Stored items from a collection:
--
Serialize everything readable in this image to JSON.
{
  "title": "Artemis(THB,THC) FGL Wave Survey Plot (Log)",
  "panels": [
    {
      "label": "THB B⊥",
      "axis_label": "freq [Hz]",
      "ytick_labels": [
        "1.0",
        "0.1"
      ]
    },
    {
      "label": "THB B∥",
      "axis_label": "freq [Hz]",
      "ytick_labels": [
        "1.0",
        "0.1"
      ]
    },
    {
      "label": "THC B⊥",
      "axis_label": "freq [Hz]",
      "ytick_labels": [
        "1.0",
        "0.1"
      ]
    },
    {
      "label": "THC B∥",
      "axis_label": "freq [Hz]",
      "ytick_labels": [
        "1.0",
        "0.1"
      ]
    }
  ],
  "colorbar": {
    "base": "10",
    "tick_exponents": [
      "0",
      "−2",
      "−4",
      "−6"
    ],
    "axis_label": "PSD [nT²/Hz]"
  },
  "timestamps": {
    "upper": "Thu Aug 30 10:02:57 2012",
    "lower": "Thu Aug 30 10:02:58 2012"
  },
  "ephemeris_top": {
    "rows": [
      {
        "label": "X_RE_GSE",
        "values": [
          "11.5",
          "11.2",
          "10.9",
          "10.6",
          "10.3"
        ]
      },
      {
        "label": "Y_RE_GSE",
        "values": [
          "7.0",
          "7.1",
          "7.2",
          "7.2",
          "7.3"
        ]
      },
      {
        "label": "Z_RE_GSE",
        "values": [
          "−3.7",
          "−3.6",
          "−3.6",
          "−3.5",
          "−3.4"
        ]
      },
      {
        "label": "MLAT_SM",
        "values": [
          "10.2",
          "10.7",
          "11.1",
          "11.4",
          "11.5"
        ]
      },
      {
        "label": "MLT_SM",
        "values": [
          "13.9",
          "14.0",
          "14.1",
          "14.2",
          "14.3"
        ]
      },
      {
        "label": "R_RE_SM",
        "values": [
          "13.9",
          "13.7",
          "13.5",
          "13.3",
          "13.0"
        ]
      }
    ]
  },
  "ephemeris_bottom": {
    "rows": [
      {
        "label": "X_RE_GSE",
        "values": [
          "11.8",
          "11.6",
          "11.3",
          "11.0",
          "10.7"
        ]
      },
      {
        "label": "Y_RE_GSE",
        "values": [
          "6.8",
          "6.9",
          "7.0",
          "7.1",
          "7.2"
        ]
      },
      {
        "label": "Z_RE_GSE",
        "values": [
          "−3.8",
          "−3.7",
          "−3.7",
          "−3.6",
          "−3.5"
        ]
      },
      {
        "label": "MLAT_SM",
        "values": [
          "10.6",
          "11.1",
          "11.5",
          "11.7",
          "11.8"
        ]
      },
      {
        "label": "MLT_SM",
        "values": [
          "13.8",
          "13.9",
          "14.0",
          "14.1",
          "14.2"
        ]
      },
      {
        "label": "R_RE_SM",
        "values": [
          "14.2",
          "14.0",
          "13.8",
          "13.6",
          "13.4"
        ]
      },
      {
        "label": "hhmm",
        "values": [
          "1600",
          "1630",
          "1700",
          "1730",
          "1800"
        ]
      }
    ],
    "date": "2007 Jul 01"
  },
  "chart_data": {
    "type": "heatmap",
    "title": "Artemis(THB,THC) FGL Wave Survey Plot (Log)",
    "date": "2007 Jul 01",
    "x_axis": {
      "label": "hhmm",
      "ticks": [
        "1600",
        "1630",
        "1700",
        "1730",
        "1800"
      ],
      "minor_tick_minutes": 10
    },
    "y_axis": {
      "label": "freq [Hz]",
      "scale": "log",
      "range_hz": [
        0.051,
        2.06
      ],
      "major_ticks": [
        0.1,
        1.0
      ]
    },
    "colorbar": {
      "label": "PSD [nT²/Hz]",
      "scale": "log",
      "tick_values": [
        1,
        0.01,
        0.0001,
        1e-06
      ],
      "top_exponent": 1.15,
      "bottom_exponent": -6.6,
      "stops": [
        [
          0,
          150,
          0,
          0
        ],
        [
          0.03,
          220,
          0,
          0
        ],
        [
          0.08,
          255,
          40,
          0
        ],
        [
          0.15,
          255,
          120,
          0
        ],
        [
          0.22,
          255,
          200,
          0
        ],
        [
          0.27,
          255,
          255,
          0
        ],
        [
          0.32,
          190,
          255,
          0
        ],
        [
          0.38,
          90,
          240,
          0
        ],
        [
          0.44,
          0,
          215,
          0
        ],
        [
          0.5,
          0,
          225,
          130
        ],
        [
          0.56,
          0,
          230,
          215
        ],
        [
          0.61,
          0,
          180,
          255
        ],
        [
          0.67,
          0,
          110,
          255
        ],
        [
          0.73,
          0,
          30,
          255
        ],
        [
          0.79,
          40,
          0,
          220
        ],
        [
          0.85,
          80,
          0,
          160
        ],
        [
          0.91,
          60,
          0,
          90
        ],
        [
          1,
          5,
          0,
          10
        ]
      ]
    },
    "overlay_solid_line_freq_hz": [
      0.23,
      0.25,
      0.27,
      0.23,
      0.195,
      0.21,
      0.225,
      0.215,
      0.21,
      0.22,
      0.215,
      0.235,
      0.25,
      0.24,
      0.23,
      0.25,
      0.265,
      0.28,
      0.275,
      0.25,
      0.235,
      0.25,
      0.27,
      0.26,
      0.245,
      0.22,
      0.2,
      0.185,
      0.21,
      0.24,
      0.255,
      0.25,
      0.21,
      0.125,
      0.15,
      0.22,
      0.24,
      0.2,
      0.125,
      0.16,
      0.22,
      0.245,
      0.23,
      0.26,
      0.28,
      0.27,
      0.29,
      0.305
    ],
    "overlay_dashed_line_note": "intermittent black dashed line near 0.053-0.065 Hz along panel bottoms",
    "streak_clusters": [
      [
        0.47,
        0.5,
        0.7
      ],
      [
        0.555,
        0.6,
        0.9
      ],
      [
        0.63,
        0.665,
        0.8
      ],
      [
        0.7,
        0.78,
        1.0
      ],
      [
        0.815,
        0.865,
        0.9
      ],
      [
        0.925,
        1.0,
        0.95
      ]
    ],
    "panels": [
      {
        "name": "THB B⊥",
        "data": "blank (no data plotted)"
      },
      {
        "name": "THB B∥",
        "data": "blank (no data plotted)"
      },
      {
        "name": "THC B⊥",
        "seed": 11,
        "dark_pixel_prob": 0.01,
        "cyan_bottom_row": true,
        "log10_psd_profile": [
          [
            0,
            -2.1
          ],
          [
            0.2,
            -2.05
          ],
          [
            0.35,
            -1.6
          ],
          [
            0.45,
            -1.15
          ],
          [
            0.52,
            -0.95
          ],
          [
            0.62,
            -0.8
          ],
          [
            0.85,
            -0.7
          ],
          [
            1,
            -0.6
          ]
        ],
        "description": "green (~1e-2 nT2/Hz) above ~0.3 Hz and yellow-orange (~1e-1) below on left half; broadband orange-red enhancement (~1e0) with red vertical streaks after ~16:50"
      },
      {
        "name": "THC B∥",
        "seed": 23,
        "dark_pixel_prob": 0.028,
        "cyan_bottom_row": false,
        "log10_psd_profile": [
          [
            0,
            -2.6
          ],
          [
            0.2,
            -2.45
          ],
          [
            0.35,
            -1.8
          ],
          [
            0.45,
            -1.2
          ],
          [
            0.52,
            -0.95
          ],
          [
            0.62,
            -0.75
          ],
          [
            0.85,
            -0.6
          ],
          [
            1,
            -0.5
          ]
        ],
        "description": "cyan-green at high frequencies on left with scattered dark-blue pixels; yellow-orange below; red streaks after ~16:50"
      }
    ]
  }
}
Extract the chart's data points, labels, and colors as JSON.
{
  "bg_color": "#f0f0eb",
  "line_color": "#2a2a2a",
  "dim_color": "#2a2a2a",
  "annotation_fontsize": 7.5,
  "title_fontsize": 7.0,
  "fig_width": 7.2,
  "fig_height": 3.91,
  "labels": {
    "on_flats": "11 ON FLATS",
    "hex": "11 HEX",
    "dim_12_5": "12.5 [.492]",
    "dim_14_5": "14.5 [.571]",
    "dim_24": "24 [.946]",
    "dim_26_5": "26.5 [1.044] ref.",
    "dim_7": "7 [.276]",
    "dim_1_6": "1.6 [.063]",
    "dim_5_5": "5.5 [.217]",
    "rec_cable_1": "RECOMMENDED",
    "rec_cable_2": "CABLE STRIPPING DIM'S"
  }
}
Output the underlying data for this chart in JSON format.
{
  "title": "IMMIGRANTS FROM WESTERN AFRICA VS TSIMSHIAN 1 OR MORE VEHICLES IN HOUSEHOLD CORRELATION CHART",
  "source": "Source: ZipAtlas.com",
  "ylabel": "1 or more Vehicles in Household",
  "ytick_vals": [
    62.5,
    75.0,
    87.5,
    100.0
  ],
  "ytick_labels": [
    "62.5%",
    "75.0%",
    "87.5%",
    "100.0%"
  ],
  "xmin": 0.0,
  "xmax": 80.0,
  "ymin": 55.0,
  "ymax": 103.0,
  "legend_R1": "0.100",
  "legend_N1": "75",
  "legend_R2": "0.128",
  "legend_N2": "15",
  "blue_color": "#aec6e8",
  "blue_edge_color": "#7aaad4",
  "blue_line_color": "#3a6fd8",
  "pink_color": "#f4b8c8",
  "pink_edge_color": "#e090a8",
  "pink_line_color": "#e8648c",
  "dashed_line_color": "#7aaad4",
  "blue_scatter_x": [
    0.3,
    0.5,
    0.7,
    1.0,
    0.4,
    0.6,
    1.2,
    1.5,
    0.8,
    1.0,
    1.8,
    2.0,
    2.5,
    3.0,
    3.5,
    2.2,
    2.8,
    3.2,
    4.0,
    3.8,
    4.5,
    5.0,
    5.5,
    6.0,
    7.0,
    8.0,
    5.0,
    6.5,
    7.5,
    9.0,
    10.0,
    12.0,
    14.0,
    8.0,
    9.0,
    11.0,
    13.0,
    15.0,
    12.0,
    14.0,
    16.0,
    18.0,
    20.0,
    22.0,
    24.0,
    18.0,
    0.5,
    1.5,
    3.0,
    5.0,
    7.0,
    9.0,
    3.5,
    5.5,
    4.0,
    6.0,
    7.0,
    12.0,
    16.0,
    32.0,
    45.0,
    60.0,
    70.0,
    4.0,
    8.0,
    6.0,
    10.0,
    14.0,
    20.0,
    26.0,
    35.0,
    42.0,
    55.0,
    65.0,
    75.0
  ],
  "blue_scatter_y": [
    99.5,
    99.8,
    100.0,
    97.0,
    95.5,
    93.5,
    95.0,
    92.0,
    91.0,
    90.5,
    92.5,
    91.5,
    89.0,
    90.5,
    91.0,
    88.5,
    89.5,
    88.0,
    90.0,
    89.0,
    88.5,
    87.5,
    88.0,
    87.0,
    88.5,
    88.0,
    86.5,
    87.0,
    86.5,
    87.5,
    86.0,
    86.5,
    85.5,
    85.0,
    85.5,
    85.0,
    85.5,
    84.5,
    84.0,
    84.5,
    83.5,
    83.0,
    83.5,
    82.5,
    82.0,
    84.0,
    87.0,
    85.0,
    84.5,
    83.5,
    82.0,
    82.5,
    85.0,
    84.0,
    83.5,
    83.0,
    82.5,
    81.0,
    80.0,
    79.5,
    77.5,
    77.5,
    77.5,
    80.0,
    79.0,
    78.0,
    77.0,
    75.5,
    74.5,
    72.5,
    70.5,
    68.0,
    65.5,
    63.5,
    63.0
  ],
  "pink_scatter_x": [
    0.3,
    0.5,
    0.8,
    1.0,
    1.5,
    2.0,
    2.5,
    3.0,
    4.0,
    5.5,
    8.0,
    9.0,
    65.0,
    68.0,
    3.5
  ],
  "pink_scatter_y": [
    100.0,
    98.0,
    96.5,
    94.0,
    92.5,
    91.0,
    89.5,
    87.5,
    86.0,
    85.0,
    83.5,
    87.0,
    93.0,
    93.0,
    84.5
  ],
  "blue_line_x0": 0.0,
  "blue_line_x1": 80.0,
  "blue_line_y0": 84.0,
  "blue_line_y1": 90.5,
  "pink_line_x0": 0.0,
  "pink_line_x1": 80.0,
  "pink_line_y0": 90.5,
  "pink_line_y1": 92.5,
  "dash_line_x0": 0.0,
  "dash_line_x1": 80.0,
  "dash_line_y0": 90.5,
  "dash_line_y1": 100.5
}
--
▶ _Short exercise_
Across the entries, how many lines contain "yellow"? Reply with the number only.

▶ _Exercise response_
2